Extracted data entries:
________________________________________

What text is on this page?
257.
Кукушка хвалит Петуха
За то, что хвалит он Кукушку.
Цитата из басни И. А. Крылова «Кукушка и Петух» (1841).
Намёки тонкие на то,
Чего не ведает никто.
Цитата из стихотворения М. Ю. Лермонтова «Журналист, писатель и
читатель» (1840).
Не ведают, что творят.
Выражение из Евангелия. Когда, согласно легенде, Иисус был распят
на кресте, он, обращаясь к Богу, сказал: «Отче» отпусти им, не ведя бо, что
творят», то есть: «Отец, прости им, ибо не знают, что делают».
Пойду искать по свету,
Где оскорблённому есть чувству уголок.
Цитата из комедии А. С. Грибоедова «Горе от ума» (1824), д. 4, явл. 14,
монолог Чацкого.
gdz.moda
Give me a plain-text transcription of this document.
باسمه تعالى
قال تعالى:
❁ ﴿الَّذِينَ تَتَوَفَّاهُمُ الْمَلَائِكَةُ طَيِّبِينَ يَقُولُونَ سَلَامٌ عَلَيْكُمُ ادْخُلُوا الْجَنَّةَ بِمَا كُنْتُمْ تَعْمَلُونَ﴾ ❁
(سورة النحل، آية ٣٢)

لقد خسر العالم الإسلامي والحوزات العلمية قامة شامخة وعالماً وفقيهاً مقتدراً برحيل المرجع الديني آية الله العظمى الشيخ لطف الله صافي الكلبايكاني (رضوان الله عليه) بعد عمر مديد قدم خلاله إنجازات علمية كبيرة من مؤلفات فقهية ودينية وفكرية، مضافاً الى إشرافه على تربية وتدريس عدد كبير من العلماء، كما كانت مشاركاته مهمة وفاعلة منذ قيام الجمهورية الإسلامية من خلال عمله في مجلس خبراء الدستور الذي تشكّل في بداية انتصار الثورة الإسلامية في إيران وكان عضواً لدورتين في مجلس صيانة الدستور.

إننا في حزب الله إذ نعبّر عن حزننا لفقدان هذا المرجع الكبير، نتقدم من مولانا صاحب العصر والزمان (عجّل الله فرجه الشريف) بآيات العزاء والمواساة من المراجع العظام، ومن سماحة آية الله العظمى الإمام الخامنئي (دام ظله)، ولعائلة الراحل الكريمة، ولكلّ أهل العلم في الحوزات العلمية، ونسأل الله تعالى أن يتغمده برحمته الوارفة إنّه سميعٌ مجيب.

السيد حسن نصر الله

________________________________________

GOAL ▸
Within the data above, pick out all lines holding the word "Кукушка".

EXPECTED OUTPUT ▸
Кукушка хвалит Петуха
Цитата из басни И. А. Крылова «Кукушка и Петух» (1841).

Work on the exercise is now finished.